[BEGIN]
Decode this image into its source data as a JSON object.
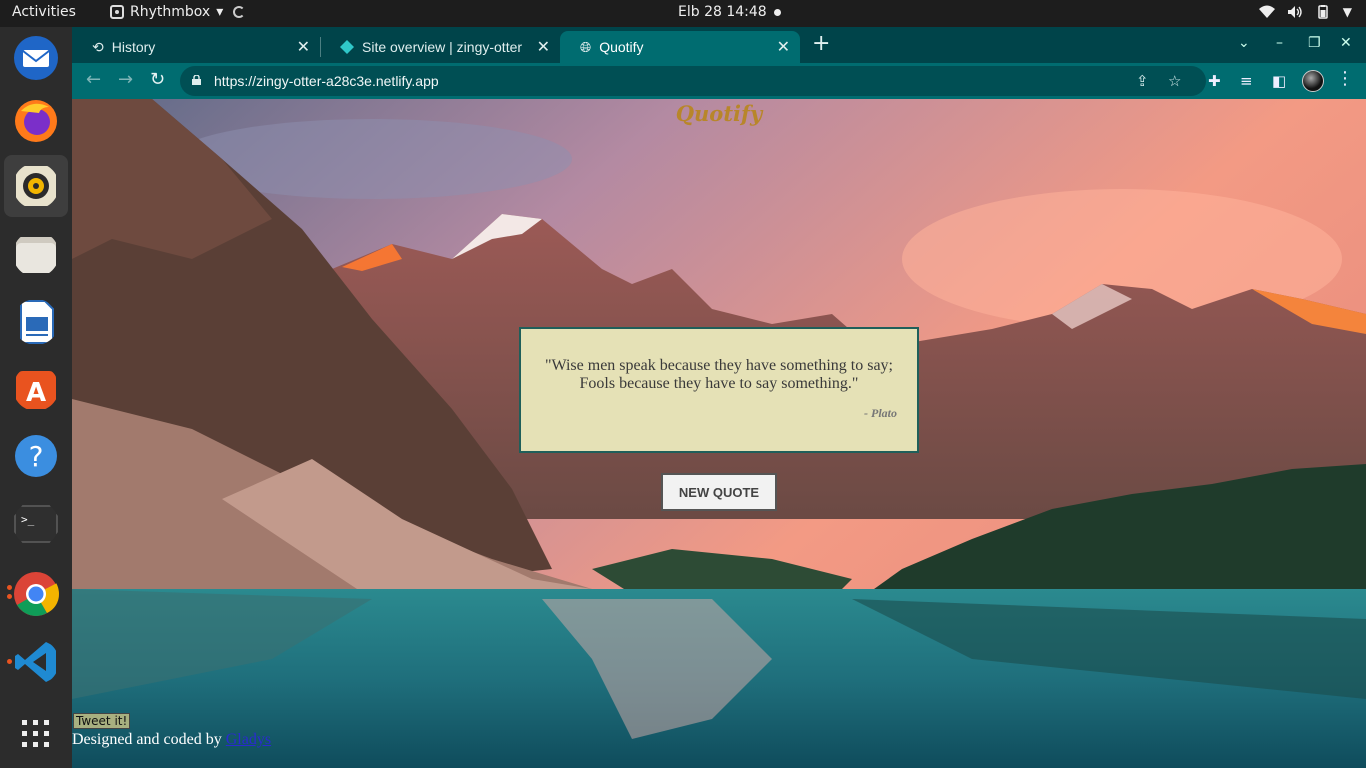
{
  "topbar": {
    "activities": "Activities",
    "app_name": "Rhythmbox",
    "clock": "Elb 28  14:48"
  },
  "dock": {
    "items": [
      {
        "name": "thunderbird"
      },
      {
        "name": "firefox"
      },
      {
        "name": "rhythmbox",
        "active": true
      },
      {
        "name": "files"
      },
      {
        "name": "libreoffice-writer"
      },
      {
        "name": "ubuntu-software"
      },
      {
        "name": "help"
      },
      {
        "name": "terminal"
      },
      {
        "name": "chrome",
        "running": true
      },
      {
        "name": "vscode",
        "running": true
      },
      {
        "name": "show-applications"
      }
    ]
  },
  "browser": {
    "tabs": [
      {
        "title": "History",
        "icon": "history-icon"
      },
      {
        "title": "Site overview | zingy-otter",
        "icon": "netlify-icon"
      },
      {
        "title": "Quotify",
        "icon": "globe-icon",
        "active": true
      }
    ],
    "url": "https://zingy-otter-a28c3e.netlify.app"
  },
  "page": {
    "title": "Quotify",
    "quote": "\"Wise men speak because they have something to say; Fools because they have to say something.\"",
    "author": "- Plato",
    "new_quote_label": "NEW QUOTE",
    "tweet_label": "Tweet it!",
    "credit_prefix": "Designed and coded by ",
    "credit_link": "Gladys"
  },
  "colors": {
    "tabstrip": "#00444a",
    "toolbar": "#006c70",
    "title": "#b8862a",
    "quote_bg": "#e5e1b6"
  }
}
[END]
◆ Problem to solve
Using the listing above, locate the lines that hold "otter" and copy each one.

◆ Full answer
        "title": "Site overview | zingy-otter",
    "url": "https://zingy-otter-a28c3e.netlify.app"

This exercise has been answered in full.